**Dataset entries:**

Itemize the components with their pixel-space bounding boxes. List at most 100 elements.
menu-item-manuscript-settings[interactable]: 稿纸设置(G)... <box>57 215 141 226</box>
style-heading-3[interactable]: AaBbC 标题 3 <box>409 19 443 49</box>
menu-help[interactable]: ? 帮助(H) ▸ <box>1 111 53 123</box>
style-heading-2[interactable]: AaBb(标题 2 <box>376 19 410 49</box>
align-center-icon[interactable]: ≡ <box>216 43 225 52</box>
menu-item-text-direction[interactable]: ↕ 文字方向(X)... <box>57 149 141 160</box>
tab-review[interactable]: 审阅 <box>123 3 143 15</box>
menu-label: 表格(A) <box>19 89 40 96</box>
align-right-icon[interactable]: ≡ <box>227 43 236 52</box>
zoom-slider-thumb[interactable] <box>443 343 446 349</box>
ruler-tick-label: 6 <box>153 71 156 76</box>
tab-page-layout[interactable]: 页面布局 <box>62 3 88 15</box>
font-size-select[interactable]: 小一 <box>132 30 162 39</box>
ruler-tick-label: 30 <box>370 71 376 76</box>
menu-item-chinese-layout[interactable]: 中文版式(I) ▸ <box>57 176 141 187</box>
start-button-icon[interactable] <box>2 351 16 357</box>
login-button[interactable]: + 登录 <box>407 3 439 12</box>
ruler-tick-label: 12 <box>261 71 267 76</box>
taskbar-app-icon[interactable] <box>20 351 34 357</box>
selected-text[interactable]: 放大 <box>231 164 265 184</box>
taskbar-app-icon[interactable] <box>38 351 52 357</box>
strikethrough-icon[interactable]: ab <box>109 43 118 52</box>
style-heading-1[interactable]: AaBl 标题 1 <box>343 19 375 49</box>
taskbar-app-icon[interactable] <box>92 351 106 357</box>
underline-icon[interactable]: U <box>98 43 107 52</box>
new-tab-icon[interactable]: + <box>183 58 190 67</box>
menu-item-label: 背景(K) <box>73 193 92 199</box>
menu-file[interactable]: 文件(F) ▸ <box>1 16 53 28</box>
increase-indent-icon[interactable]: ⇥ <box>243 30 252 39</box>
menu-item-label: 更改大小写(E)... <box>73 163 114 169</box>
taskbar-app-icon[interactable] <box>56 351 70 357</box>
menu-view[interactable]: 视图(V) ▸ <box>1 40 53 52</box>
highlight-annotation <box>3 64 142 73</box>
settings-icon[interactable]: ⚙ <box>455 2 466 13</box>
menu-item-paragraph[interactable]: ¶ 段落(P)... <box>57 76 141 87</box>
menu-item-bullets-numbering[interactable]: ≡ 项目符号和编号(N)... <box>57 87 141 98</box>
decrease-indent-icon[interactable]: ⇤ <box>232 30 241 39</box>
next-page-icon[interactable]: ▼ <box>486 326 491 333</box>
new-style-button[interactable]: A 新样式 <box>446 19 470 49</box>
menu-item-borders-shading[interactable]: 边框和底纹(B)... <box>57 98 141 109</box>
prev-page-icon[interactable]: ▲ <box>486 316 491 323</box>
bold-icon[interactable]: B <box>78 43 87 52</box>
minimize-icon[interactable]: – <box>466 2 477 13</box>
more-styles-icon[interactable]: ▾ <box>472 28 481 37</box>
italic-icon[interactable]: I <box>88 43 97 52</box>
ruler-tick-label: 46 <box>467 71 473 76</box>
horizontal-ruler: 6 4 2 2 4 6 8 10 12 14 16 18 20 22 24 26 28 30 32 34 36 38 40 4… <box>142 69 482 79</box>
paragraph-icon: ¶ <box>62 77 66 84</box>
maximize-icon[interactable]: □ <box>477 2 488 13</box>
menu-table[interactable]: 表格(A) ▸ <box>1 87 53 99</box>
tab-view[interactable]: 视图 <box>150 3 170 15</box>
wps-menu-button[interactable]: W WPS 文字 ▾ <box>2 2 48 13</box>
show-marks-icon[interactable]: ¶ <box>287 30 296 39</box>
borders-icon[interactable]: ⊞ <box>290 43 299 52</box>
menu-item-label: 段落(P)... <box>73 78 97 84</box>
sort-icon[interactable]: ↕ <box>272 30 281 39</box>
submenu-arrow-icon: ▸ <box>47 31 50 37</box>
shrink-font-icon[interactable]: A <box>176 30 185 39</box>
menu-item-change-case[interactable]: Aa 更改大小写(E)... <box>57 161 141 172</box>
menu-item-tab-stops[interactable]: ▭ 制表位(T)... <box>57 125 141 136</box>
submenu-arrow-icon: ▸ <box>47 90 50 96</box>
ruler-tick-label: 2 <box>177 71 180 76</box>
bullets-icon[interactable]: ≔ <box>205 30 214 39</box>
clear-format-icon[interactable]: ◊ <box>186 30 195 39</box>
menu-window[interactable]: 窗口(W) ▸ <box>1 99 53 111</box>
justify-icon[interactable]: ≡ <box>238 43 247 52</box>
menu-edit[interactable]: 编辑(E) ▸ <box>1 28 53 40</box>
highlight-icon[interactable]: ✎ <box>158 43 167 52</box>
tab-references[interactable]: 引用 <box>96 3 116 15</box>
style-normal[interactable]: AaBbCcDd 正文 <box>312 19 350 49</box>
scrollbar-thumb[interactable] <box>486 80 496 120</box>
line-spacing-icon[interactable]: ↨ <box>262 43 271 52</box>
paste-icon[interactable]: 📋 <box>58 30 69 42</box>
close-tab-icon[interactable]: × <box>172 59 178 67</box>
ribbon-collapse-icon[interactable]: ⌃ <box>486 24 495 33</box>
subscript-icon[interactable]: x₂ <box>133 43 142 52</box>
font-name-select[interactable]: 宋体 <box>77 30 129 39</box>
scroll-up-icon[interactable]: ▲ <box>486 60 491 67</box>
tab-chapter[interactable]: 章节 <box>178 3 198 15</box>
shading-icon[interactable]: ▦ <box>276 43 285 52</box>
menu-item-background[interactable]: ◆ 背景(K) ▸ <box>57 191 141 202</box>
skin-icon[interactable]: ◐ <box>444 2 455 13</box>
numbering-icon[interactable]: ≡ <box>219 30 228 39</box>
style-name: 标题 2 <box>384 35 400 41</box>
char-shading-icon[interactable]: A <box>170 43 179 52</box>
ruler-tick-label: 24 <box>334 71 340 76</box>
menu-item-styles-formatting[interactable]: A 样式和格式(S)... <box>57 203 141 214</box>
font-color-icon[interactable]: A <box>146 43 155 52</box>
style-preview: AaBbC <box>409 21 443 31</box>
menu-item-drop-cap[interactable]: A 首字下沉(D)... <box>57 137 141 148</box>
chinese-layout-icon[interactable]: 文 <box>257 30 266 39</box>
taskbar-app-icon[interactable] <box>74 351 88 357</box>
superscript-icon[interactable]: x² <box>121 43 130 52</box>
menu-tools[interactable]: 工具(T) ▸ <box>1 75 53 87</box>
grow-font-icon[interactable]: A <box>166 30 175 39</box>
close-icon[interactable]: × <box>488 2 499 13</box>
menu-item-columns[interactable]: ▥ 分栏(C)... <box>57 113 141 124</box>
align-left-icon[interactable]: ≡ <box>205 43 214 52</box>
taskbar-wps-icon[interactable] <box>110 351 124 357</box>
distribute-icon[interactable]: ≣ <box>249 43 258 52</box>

**What the task requires:** Copy every row above word for word, keeping the same order.

**Full output:**
Itemize the components with their pixel-space bounding boxes. List at most 100 elements.
menu-item-manuscript-settings[interactable]: 稿纸设置(G)... <box>57 215 141 226</box>
style-heading-3[interactable]: AaBbC 标题 3 <box>409 19 443 49</box>
menu-help[interactable]: ? 帮助(H) ▸ <box>1 111 53 123</box>
style-heading-2[interactable]: AaBb(标题 2 <box>376 19 410 49</box>
align-center-icon[interactable]: ≡ <box>216 43 225 52</box>
menu-item-text-direction[interactable]: ↕ 文字方向(X)... <box>57 149 141 160</box>
tab-review[interactable]: 审阅 <box>123 3 143 15</box>
menu-label: 表格(A) <box>19 89 40 96</box>
align-right-icon[interactable]: ≡ <box>227 43 236 52</box>
zoom-slider-thumb[interactable] <box>443 343 446 349</box>
ruler-tick-label: 6 <box>153 71 156 76</box>
tab-page-layout[interactable]: 页面布局 <box>62 3 88 15</box>
font-size-select[interactable]: 小一 <box>132 30 162 39</box>
ruler-tick-label: 30 <box>370 71 376 76</box>
menu-item-chinese-layout[interactable]: 中文版式(I) ▸ <box>57 176 141 187</box>
start-button-icon[interactable] <box>2 351 16 357</box>
login-button[interactable]: + 登录 <box>407 3 439 12</box>
ruler-tick-label: 12 <box>261 71 267 76</box>
taskbar-app-icon[interactable] <box>20 351 34 357</box>
selected-text[interactable]: 放大 <box>231 164 265 184</box>
taskbar-app-icon[interactable] <box>38 351 52 357</box>
strikethrough-icon[interactable]: ab <box>109 43 118 52</box>
style-heading-1[interactable]: AaBl 标题 1 <box>343 19 375 49</box>
taskbar-app-icon[interactable] <box>92 351 106 357</box>
underline-icon[interactable]: U <box>98 43 107 52</box>
new-tab-icon[interactable]: + <box>183 58 190 67</box>
menu-item-label: 背景(K) <box>73 193 92 199</box>
menu-file[interactable]: 文件(F) ▸ <box>1 16 53 28</box>
increase-indent-icon[interactable]: ⇥ <box>243 30 252 39</box>
menu-item-label: 更改大小写(E)... <box>73 163 114 169</box>
taskbar-app-icon[interactable] <box>56 351 70 357</box>
menu-view[interactable]: 视图(V) ▸ <box>1 40 53 52</box>
highlight-annotation <box>3 64 142 73</box>
settings-icon[interactable]: ⚙ <box>455 2 466 13</box>
menu-item-paragraph[interactable]: ¶ 段落(P)... <box>57 76 141 87</box>
menu-item-bullets-numbering[interactable]: ≡ 项目符号和编号(N)... <box>57 87 141 98</box>
decrease-indent-icon[interactable]: ⇤ <box>232 30 241 39</box>
next-page-icon[interactable]: ▼ <box>486 326 491 333</box>
new-style-button[interactable]: A 新样式 <box>446 19 470 49</box>
menu-item-borders-shading[interactable]: 边框和底纹(B)... <box>57 98 141 109</box>
prev-page-icon[interactable]: ▲ <box>486 316 491 323</box>
bold-icon[interactable]: B <box>78 43 87 52</box>
minimize-icon[interactable]: – <box>466 2 477 13</box>
more-styles-icon[interactable]: ▾ <box>472 28 481 37</box>
italic-icon[interactable]: I <box>88 43 97 52</box>
ruler-tick-label: 46 <box>467 71 473 76</box>
horizontal-ruler: 6 4 2 2 4 6 8 10 12 14 16 18 20 22 24 26 28 30 32 34 36 38 40 4… <box>142 69 482 79</box>
paragraph-icon: ¶ <box>62 77 66 84</box>
maximize-icon[interactable]: □ <box>477 2 488 13</box>
menu-table[interactable]: 表格(A) ▸ <box>1 87 53 99</box>
tab-view[interactable]: 视图 <box>150 3 170 15</box>
wps-menu-button[interactable]: W WPS 文字 ▾ <box>2 2 48 13</box>
show-marks-icon[interactable]: ¶ <box>287 30 296 39</box>
borders-icon[interactable]: ⊞ <box>290 43 299 52</box>
menu-item-label: 段落(P)... <box>73 78 97 84</box>
sort-icon[interactable]: ↕ <box>272 30 281 39</box>
submenu-arrow-icon: ▸ <box>47 31 50 37</box>
shrink-font-icon[interactable]: A <box>176 30 185 39</box>
menu-item-change-case[interactable]: Aa 更改大小写(E)... <box>57 161 141 172</box>
menu-item-tab-stops[interactable]: ▭ 制表位(T)... <box>57 125 141 136</box>
submenu-arrow-icon: ▸ <box>47 90 50 96</box>
ruler-tick-label: 2 <box>177 71 180 76</box>
bullets-icon[interactable]: ≔ <box>205 30 214 39</box>
clear-format-icon[interactable]: ◊ <box>186 30 195 39</box>
menu-window[interactable]: 窗口(W) ▸ <box>1 99 53 111</box>
justify-icon[interactable]: ≡ <box>238 43 247 52</box>
menu-edit[interactable]: 编辑(E) ▸ <box>1 28 53 40</box>
highlight-icon[interactable]: ✎ <box>158 43 167 52</box>
tab-references[interactable]: 引用 <box>96 3 116 15</box>
style-normal[interactable]: AaBbCcDd 正文 <box>312 19 350 49</box>
scrollbar-thumb[interactable] <box>486 80 496 120</box>
line-spacing-icon[interactable]: ↨ <box>262 43 271 52</box>
paste-icon[interactable]: 📋 <box>58 30 69 42</box>
close-tab-icon[interactable]: × <box>172 59 178 67</box>
ribbon-collapse-icon[interactable]: ⌃ <box>486 24 495 33</box>
subscript-icon[interactable]: x₂ <box>133 43 142 52</box>
font-name-select[interactable]: 宋体 <box>77 30 129 39</box>
scroll-up-icon[interactable]: ▲ <box>486 60 491 67</box>
tab-chapter[interactable]: 章节 <box>178 3 198 15</box>
shading-icon[interactable]: ▦ <box>276 43 285 52</box>
menu-item-background[interactable]: ◆ 背景(K) ▸ <box>57 191 141 202</box>
skin-icon[interactable]: ◐ <box>444 2 455 13</box>
numbering-icon[interactable]: ≡ <box>219 30 228 39</box>
style-name: 标题 2 <box>384 35 400 41</box>
char-shading-icon[interactable]: A <box>170 43 179 52</box>
ruler-tick-label: 24 <box>334 71 340 76</box>
menu-item-styles-formatting[interactable]: A 样式和格式(S)... <box>57 203 141 214</box>
font-color-icon[interactable]: A <box>146 43 155 52</box>
style-preview: AaBbC <box>409 21 443 31</box>
menu-item-drop-cap[interactable]: A 首字下沉(D)... <box>57 137 141 148</box>
chinese-layout-icon[interactable]: 文 <box>257 30 266 39</box>
taskbar-app-icon[interactable] <box>74 351 88 357</box>
superscript-icon[interactable]: x² <box>121 43 130 52</box>
menu-tools[interactable]: 工具(T) ▸ <box>1 75 53 87</box>
grow-font-icon[interactable]: A <box>166 30 175 39</box>
close-icon[interactable]: × <box>488 2 499 13</box>
menu-item-columns[interactable]: ▥ 分栏(C)... <box>57 113 141 124</box>
align-left-icon[interactable]: ≡ <box>205 43 214 52</box>
taskbar-wps-icon[interactable] <box>110 351 124 357</box>
distribute-icon[interactable]: ≣ <box>249 43 258 52</box>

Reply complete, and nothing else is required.